** Text block **
- The Washington Times - Tuesday, May 23, 2006

Ah, springtime in Paris; the thought provokes romance, flora, fashion … and another anonymous Spaniard with a tennis racquet.

Coming up is the French Open, the world’s most overrated tennis tournament … in Roland Garros, which can be translated as “interminable rally.”

The French Open is the ultimate minor major, the knuckleballing, wishbone offense of the tennis world. It’s one of those events in which the hype and spoils so grossly outstrip merit that it can’t help but kindle the Mark Cuban within. No wonder it belongs among the most ludicrous regular offerings from the world of sports.

After a careful perusal of the couch-potato calendar, here are the despicable dozen, the 12 sports events and/or shows that make self-respecting viewers want to flush their remotes, abandon their couches and organize a march-and-burn on Bristol, Conn.:

Winter Olympics

Face it: The Winter Games were invented as a means to prove Norway actually exists.

With all apologies to legitimate events like alpine skiing and hockey, the Winter Olympics is more circus than sport. There are simply too many events that involve subjectivity and brooms for the average sports fan’s taste. If you’re going to give away Olympic gold for an activity with “freestyle” in its title, there better be a pool involved. And as legendary scribe Dan Jenkins once wrote in regard to oddities like the bobsled, luge and skeleton: “Gravity ain’t a sport.”

With it’s IOC scandals, Bode Millers, Tonya vs. Nancy subplots and Russian judges, the Winter Games are a nice alternative to soap operas every four years for the house frau set. They’re a dazzling bit of reality TV on an international scale, not a legitimate sports event.

ESPYs

Few outside of a handful of self-aggrandizing network executives would attempt to validate three of the most moribund hours on the annual sports calendar. Generally, ESPN is worth applauding and appreciating, just not as much as it applauds and appreciates itself.

** Data for processing **
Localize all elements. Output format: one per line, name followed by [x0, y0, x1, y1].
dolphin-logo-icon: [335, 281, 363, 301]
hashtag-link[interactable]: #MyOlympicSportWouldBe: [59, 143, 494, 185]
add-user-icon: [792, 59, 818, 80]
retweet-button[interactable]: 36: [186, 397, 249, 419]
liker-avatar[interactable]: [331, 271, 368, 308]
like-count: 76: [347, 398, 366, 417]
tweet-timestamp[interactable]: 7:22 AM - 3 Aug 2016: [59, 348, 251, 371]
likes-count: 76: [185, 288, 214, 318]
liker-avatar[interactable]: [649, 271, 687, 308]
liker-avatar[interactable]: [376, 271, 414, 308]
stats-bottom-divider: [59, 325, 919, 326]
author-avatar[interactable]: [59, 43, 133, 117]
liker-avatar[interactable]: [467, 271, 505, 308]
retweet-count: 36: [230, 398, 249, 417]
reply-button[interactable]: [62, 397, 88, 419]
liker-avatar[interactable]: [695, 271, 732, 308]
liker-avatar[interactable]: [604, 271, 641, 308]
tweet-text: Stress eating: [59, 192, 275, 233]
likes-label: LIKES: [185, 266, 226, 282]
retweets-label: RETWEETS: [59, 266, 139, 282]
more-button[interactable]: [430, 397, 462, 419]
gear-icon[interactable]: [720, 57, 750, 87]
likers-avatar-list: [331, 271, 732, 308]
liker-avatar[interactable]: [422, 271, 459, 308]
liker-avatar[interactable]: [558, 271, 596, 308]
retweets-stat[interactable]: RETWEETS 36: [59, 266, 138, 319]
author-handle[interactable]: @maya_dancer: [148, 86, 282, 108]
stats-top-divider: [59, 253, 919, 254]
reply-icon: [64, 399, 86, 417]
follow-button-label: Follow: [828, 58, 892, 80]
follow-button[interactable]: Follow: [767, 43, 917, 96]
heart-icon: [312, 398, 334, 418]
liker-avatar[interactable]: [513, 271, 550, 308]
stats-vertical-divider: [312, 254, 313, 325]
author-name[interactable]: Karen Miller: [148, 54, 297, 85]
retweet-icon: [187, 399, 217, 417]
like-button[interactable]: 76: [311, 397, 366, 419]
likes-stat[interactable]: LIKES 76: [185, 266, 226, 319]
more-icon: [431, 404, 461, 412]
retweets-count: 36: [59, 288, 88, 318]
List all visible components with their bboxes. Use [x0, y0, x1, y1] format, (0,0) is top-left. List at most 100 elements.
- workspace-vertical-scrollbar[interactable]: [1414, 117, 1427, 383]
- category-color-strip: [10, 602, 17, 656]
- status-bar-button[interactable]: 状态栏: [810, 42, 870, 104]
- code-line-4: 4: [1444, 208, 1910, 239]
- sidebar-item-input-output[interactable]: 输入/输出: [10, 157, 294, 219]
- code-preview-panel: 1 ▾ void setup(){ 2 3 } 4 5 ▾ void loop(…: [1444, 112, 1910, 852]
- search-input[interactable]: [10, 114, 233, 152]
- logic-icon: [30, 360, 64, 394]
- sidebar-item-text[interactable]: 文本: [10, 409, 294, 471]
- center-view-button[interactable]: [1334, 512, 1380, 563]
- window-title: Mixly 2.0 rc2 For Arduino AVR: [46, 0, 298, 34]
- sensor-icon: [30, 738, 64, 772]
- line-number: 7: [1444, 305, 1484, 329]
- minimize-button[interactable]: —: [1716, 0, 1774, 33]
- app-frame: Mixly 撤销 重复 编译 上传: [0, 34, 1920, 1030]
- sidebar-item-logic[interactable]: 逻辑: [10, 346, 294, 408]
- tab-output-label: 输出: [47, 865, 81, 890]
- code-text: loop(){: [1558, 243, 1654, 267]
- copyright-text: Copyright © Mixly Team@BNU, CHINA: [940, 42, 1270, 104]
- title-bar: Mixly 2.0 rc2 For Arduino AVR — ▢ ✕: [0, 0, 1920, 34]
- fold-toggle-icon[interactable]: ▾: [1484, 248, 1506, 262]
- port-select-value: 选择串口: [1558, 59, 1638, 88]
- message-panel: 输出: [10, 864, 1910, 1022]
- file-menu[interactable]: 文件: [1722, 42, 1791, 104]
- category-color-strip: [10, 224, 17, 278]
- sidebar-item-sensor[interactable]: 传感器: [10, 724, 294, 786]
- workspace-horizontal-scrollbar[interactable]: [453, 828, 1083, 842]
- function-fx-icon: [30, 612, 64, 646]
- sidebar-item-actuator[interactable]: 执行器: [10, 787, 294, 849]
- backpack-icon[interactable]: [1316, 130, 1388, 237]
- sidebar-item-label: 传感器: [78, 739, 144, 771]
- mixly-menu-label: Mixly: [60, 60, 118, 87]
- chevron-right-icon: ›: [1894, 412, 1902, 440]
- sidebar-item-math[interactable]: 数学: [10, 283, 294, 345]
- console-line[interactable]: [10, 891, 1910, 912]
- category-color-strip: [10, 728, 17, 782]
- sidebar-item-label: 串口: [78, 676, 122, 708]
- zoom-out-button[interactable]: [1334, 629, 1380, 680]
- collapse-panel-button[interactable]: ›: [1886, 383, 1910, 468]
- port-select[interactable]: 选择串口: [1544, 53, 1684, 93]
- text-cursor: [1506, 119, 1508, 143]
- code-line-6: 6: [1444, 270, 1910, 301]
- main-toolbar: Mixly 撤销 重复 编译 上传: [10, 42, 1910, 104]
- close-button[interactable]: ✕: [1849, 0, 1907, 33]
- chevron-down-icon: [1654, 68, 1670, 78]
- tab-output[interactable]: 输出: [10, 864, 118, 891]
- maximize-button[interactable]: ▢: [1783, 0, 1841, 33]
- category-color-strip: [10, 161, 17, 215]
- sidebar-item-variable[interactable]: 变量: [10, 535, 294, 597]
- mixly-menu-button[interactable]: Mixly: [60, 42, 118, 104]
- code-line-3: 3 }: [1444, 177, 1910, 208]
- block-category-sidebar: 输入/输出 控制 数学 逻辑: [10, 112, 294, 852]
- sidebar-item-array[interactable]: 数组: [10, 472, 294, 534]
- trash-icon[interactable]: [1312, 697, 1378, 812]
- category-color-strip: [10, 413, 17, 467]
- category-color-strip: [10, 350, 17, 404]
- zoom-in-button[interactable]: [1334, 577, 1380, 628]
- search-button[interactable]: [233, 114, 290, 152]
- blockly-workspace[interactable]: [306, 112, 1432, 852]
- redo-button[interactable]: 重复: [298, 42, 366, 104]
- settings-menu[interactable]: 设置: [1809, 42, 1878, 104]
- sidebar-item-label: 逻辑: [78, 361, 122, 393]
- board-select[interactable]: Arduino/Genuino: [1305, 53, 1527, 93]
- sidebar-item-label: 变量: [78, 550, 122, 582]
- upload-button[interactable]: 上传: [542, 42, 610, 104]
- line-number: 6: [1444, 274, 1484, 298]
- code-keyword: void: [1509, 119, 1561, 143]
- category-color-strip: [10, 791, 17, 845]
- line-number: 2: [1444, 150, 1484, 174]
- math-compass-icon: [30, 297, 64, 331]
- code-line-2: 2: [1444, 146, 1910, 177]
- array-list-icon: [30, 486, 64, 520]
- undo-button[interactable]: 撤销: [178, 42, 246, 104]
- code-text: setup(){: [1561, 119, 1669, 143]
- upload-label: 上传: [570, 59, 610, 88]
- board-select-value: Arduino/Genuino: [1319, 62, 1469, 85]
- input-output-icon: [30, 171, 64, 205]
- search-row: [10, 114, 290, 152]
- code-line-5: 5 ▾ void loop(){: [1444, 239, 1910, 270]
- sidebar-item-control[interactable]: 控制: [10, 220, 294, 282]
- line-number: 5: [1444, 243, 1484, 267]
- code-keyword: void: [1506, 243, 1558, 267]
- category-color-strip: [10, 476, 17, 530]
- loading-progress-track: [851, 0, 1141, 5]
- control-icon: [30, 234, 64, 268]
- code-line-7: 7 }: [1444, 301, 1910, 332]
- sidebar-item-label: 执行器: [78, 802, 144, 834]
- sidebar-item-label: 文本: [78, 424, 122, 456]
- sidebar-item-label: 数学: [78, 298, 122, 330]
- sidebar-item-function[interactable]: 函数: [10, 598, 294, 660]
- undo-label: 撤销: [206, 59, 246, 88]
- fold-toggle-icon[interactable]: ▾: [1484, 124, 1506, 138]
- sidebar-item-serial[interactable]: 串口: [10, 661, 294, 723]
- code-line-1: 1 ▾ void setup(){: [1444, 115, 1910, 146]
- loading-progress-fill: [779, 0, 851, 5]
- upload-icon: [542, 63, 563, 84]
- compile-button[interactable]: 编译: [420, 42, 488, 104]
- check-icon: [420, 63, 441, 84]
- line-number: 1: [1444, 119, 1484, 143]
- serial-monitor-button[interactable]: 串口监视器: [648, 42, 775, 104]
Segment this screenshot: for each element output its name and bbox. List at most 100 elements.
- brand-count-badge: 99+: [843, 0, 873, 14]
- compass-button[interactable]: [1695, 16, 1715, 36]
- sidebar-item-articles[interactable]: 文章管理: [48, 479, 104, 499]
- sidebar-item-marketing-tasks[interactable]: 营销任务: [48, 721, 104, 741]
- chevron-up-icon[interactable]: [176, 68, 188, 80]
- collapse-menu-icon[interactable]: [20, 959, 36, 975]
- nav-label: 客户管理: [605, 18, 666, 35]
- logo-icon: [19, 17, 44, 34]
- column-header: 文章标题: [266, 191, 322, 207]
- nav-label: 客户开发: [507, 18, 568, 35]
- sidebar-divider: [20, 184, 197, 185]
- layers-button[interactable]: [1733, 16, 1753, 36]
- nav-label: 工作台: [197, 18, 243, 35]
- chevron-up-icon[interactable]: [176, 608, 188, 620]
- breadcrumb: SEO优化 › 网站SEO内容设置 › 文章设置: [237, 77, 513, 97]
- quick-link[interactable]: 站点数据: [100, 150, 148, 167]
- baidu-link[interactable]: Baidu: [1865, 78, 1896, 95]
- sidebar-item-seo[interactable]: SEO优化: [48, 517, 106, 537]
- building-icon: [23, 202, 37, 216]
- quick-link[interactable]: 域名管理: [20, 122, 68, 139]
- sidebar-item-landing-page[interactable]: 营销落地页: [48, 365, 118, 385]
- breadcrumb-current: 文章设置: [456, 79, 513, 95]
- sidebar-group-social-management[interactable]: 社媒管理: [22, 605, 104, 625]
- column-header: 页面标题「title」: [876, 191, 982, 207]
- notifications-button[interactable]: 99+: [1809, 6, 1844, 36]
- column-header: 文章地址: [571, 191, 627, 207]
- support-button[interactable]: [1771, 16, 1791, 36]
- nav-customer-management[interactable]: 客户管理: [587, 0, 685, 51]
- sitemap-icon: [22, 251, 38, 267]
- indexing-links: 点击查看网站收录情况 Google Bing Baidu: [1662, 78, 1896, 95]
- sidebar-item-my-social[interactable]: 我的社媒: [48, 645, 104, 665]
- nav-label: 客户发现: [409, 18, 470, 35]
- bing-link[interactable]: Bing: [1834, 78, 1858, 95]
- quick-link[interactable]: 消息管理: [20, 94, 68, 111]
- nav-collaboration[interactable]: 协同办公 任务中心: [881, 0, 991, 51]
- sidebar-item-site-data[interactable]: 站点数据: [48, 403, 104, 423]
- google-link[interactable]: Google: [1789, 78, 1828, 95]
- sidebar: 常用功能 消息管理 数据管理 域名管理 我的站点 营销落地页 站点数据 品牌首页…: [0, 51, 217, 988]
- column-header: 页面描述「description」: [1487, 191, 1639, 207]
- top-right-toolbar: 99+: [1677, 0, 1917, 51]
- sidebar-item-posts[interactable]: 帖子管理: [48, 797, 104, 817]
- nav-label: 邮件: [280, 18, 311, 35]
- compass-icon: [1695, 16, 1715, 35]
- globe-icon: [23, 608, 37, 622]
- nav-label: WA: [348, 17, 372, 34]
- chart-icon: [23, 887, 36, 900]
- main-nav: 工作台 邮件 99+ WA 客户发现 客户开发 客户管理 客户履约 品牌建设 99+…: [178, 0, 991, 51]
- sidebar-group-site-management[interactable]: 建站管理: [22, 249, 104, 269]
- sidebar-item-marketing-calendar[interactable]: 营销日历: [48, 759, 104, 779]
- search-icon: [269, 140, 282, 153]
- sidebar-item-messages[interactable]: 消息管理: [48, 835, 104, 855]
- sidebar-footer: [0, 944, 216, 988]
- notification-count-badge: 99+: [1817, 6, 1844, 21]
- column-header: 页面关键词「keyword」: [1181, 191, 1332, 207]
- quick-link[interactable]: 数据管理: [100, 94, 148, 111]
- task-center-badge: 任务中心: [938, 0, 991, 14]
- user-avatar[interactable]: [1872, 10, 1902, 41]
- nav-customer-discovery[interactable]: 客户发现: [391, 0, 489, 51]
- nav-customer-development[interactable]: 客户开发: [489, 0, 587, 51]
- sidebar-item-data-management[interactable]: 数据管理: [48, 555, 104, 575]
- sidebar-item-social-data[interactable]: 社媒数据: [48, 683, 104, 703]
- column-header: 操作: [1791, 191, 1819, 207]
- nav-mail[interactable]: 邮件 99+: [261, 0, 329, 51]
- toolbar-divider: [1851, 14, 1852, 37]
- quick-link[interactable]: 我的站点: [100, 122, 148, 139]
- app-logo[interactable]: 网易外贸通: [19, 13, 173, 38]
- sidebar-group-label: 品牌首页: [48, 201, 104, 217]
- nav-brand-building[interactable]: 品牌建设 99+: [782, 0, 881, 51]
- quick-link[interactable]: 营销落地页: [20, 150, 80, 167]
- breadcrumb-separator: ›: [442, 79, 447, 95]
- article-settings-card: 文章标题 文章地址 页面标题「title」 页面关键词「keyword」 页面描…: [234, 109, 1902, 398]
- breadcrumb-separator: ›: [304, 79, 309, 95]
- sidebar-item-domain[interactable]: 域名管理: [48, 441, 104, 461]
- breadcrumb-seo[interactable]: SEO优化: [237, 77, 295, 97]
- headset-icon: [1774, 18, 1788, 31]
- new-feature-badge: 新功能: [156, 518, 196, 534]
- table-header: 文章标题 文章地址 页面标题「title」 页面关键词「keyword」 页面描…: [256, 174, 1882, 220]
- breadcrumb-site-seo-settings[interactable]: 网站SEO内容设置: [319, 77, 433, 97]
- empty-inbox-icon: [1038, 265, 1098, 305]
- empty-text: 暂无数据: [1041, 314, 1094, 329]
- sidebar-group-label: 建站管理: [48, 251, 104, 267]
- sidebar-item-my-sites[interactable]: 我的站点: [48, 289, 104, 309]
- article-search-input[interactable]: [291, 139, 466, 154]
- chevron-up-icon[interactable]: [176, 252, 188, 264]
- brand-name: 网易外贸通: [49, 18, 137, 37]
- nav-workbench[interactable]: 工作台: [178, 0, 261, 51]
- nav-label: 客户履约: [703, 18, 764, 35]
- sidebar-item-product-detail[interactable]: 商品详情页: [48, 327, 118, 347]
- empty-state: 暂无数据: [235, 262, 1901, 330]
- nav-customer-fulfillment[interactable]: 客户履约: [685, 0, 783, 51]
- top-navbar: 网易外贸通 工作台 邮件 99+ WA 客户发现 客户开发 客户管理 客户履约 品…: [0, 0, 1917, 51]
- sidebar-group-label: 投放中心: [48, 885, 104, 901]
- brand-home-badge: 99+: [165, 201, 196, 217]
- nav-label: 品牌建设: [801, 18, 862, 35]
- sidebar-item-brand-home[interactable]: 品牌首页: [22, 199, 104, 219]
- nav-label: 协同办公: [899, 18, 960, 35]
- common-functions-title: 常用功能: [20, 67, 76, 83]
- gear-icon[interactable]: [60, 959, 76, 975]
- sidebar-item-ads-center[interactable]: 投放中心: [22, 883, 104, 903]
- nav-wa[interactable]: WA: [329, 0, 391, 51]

** To-do list **
[1] Give the stretch of the records from their first line through the line containing "reply-icon: [64, 399, 86, 417]" as a JSON list of strings, one string per line, with blank lines left out.
[2] Please continue the article on overrated sports events from where it stops.

** Solved tasks **
[1]
[
  "Localize all elements. Output format: one per line, name followed by [x0, y0, x1, y1].",
  "dolphin-logo-icon: [335, 281, 363, 301]",
  "hashtag-link[interactable]: #MyOlympicSportWouldBe: [59, 143, 494, 185]",
  "add-user-icon: [792, 59, 818, 80]",
  "retweet-button[interactable]: 36: [186, 397, 249, 419]",
  "liker-avatar[interactable]: [331, 271, 368, 308]",
  "like-count: 76: [347, 398, 366, 417]",
  "tweet-timestamp[interactable]: 7:22 AM - 3 Aug 2016: [59, 348, 251, 371]",
  "likes-count: 76: [185, 288, 214, 318]",
  "liker-avatar[interactable]: [649, 271, 687, 308]",
  "liker-avatar[interactable]: [376, 271, 414, 308]",
  "stats-bottom-divider: [59, 325, 919, 326]",
  "author-avatar[interactable]: [59, 43, 133, 117]",
  "liker-avatar[interactable]: [467, 271, 505, 308]",
  "retweet-count: 36: [230, 398, 249, 417]",
  "reply-button[interactable]: [62, 397, 88, 419]",
  "liker-avatar[interactable]: [695, 271, 732, 308]",
  "liker-avatar[interactable]: [604, 271, 641, 308]",
  "tweet-text: Stress eating: [59, 192, 275, 233]",
  "likes-label: LIKES: [185, 266, 226, 282]",
  "retweets-label: RETWEETS: [59, 266, 139, 282]",
  "more-button[interactable]: [430, 397, 462, 419]",
  "gear-icon[interactable]: [720, 57, 750, 87]",
  "likers-avatar-list: [331, 271, 732, 308]",
  "liker-avatar[interactable]: [422, 271, 459, 308]",
  "liker-avatar[interactable]: [558, 271, 596, 308]",
  "retweets-stat[interactable]: RETWEETS 36: [59, 266, 138, 319]",
  "author-handle[interactable]: @maya_dancer: [148, 86, 282, 108]",
  "stats-top-divider: [59, 253, 919, 254]",
  "reply-icon: [64, 399, 86, 417]"
]

[2]
America’s Cup

What could be more ludicrous than watching a handful of leathery bluebloods spend several times the GNP of Ecuador to outfit yachts in pursuit of a trophy only they know is the oldest in the history of competitive sports?

The America’s Cup hasn’t been any fun since corpulent Dennis Conner accused the entire country of New Zealand of cheating two decades ago. But the first hint the America’s Cup wasn’t actually a “sport” worth watching should have been the successful captaincy of notorious lush Ted Turner.

French Open

The only event that could dull springtime in Paris. Another year, another series of interminable rallies on the red clay at Roland Garros, yielding another Spaniard who can’t make the quarters on another surface. Of the French Open’s last 10 men’s singles champions, only Andre Agassi (1999) has won a Slam on anything other than adobe.

Frankly, the sports world has been subjected to enough Moyas, Costas and Ferreros for several lifetimes. And this one-trick tournament simply doesn’t deserve Slam status. When immortals like Connors, McEnroe, Becker, Edberg, Sampras and Federer win everywhere else, there’s something amiss with the surface, not the game’s superstars.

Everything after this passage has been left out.